→ **What needs to be done**
Leave out the pictures, and quote exactly the lines running from the one with "Enumerate this screenshot's" through the last line of the entries below.

== Task data

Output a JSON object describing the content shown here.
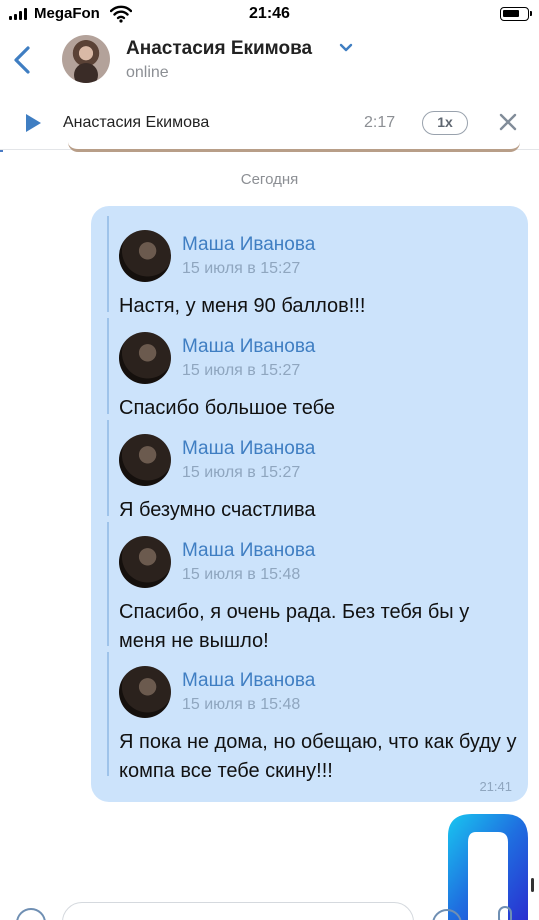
{
  "status_bar": {
    "carrier": "MegaFon",
    "time": "21:46"
  },
  "header": {
    "contact_name": "Анастасия Екимова",
    "contact_status": "online"
  },
  "player": {
    "track_title": "Анастасия Екимова",
    "time": "2:17",
    "speed": "1x"
  },
  "date_separator": "Сегодня",
  "message": {
    "time": "21:41",
    "forwarded": [
      {
        "author": "Маша Иванова",
        "date": "15 июля в 15:27",
        "text": "Настя, у меня 90 баллов!!!"
      },
      {
        "author": "Маша Иванова",
        "date": "15 июля в 15:27",
        "text": "Спасибо большое тебе"
      },
      {
        "author": "Маша Иванова",
        "date": "15 июля в 15:27",
        "text": "Я безумно счастлива"
      },
      {
        "author": "Маша Иванова",
        "date": "15 июля в 15:48",
        "text": "Спасибо, я очень рада. Без тебя бы у меня не вышло!"
      },
      {
        "author": "Маша Иванова",
        "date": "15 июля в 15:48",
        "text": "Я пока не дома, но обещаю, что как буду у компа все тебе скину!!!"
      }
    ]
  },
  "icons": {
    "back": "chevron-left-icon",
    "dropdown": "chevron-down-icon",
    "play": "play-icon",
    "close": "close-icon",
    "wifi": "wifi-icon",
    "battery": "battery-icon",
    "attach": "attach-icon",
    "emoji": "emoji-icon",
    "mic": "mic-icon"
  },
  "colors": {
    "accent": "#3f7ec2",
    "bubble": "#cce3fb",
    "secondary_text": "#8c8f94",
    "icon_blue": "#4a7bc4"
  }
}
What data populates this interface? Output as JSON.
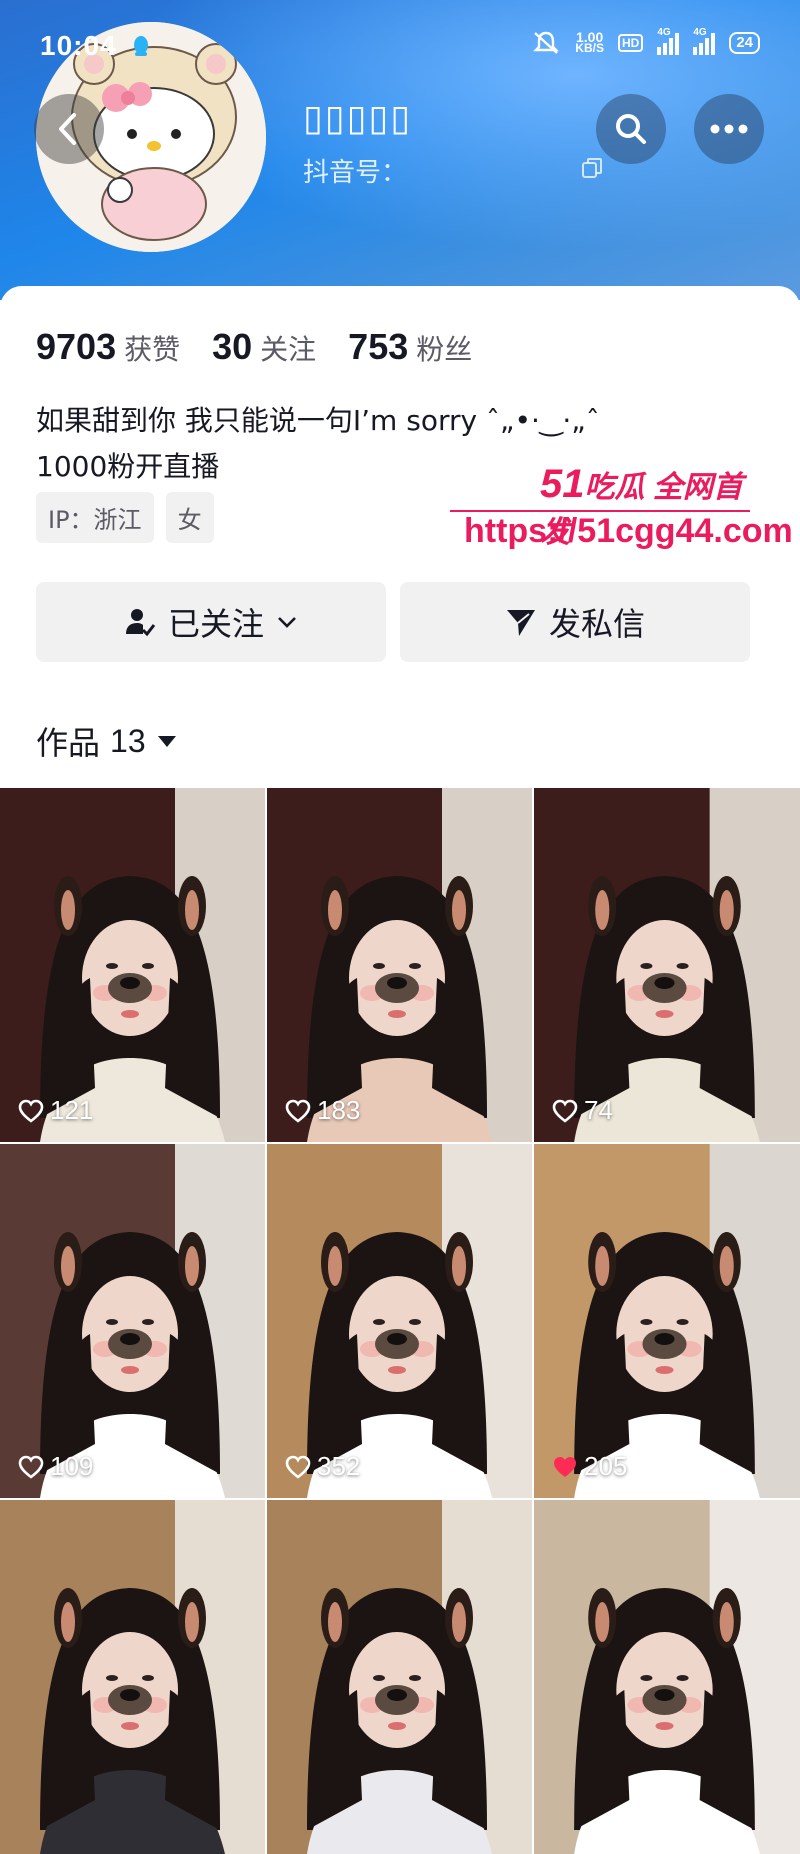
{
  "status_bar": {
    "time": "10:04",
    "net_speed_value": "1.00",
    "net_speed_unit": "KB/S",
    "hd_label": "HD",
    "signal_label_1": "4G",
    "signal_label_2": "4G",
    "battery": "24"
  },
  "profile": {
    "nickname": "▯▯▯▯▯",
    "douyin_id_label": "抖音号："
  },
  "stats": [
    {
      "value": "9703",
      "label": "获赞"
    },
    {
      "value": "30",
      "label": "关注"
    },
    {
      "value": "753",
      "label": "粉丝"
    }
  ],
  "bio": {
    "line1": "如果甜到你 我只能说一句I’m sorry ˆ„•·‿·„ˆ",
    "line2": "1000粉开直播"
  },
  "tags": [
    "IP：浙江",
    "女"
  ],
  "watermark": {
    "brand_num": "51",
    "brand_text": "吃瓜 全网首发",
    "url": "https://51cgg44.com"
  },
  "buttons": {
    "follow": "已关注",
    "message": "发私信"
  },
  "works": {
    "label": "作品",
    "count": "13"
  },
  "videos": [
    {
      "likes": "121",
      "liked": false
    },
    {
      "likes": "183",
      "liked": false
    },
    {
      "likes": "74",
      "liked": false
    },
    {
      "likes": "109",
      "liked": false
    },
    {
      "likes": "352",
      "liked": false
    },
    {
      "likes": "205",
      "liked": true
    },
    {
      "likes": "",
      "liked": false
    },
    {
      "likes": "",
      "liked": false
    },
    {
      "likes": "",
      "liked": false
    }
  ],
  "colors": {
    "header_blue": "#1f86ea",
    "watermark_pink": "#ea1c5d",
    "liked_red": "#fe2c55",
    "button_gray": "#f1f1f2"
  }
}
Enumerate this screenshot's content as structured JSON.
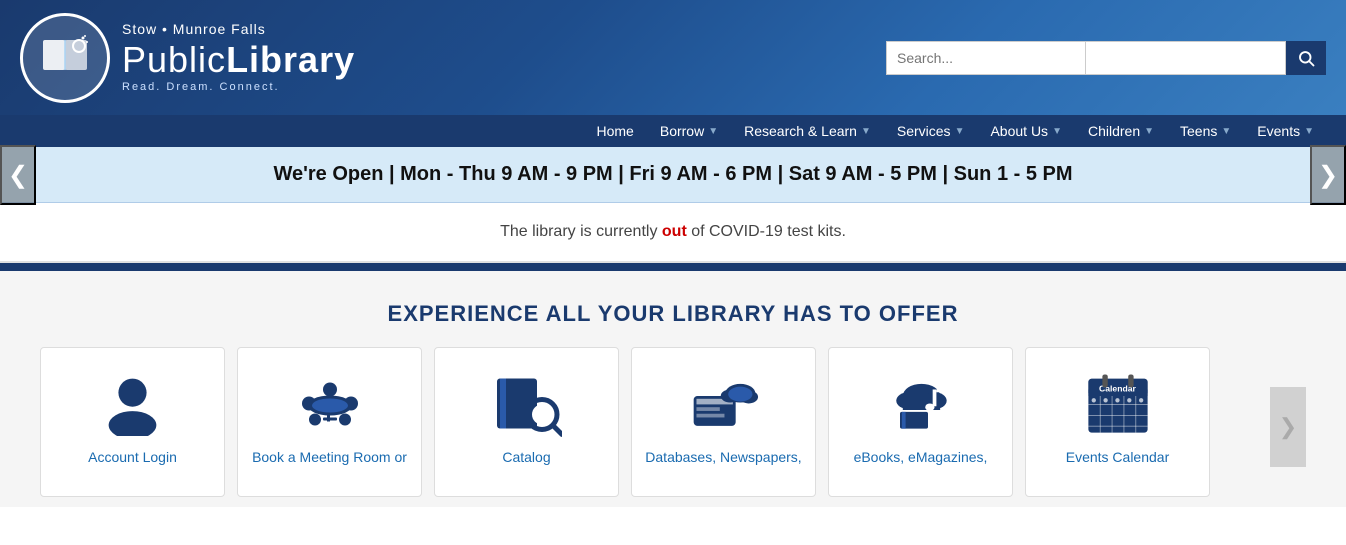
{
  "header": {
    "library_name_top": "Stow • Munroe Falls",
    "library_name_public": "Public",
    "library_name_library": "Library",
    "tagline": "Read. Dream. Connect.",
    "search_placeholder": "Search...",
    "search_placeholder2": ""
  },
  "nav": {
    "items": [
      {
        "label": "Home",
        "has_dropdown": false
      },
      {
        "label": "Borrow",
        "has_dropdown": true
      },
      {
        "label": "Research & Learn",
        "has_dropdown": true
      },
      {
        "label": "Services",
        "has_dropdown": true
      },
      {
        "label": "About Us",
        "has_dropdown": true
      },
      {
        "label": "Children",
        "has_dropdown": true
      },
      {
        "label": "Teens",
        "has_dropdown": true
      },
      {
        "label": "Events",
        "has_dropdown": true
      }
    ]
  },
  "hours": {
    "text": "We're Open | Mon - Thu 9 AM - 9 PM | Fri 9 AM - 6 PM | Sat 9 AM - 5 PM | Sun 1 - 5 PM"
  },
  "covid": {
    "prefix": "The library is currently ",
    "out_word": "out",
    "suffix": " of COVID-19 test kits."
  },
  "experience": {
    "title": "EXPERIENCE ALL YOUR LIBRARY HAS TO OFFER"
  },
  "cards": [
    {
      "label": "Account Login",
      "icon": "person"
    },
    {
      "label": "Book a Meeting Room or",
      "icon": "meeting"
    },
    {
      "label": "Catalog",
      "icon": "catalog"
    },
    {
      "label": "Databases, Newspapers,",
      "icon": "databases"
    },
    {
      "label": "eBooks, eMagazines,",
      "icon": "ebooks"
    },
    {
      "label": "Events Calendar",
      "icon": "calendar"
    }
  ],
  "icons": {
    "search": "🔍",
    "chevron_right": "❯",
    "chevron_left": "❮"
  }
}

====

→ **Answer to the task**
Enumerate this screenshot's content as structured JSON.
{
  "header": {
    "library_name_top": "Stow • Munroe Falls",
    "library_name_public": "Public",
    "library_name_library": "Library",
    "tagline": "Read. Dream. Connect.",
    "search_placeholder": "Search...",
    "search_placeholder2": ""
  },
  "nav": {
    "items": [
      {
        "label": "Home",
        "has_dropdown": false
      },
      {
        "label": "Borrow",
        "has_dropdown": true
      },
      {
        "label": "Research & Learn",
        "has_dropdown": true
      },
      {
        "label": "Services",
        "has_dropdown": true
      },
      {
        "label": "About Us",
        "has_dropdown": true
      },
      {
        "label": "Children",
        "has_dropdown": true
      },
      {
        "label": "Teens",
        "has_dropdown": true
      },
      {
        "label": "Events",
        "has_dropdown": true
      }
    ]
  },
  "hours": {
    "text": "We're Open | Mon - Thu 9 AM - 9 PM | Fri 9 AM - 6 PM | Sat 9 AM - 5 PM | Sun 1 - 5 PM"
  },
  "covid": {
    "prefix": "The library is currently ",
    "out_word": "out",
    "suffix": " of COVID-19 test kits."
  },
  "experience": {
    "title": "EXPERIENCE ALL YOUR LIBRARY HAS TO OFFER"
  },
  "cards": [
    {
      "label": "Account Login",
      "icon": "person"
    },
    {
      "label": "Book a Meeting Room or",
      "icon": "meeting"
    },
    {
      "label": "Catalog",
      "icon": "catalog"
    },
    {
      "label": "Databases, Newspapers,",
      "icon": "databases"
    },
    {
      "label": "eBooks, eMagazines,",
      "icon": "ebooks"
    },
    {
      "label": "Events Calendar",
      "icon": "calendar"
    }
  ],
  "icons": {
    "search": "🔍",
    "chevron_right": "❯",
    "chevron_left": "❮"
  }
}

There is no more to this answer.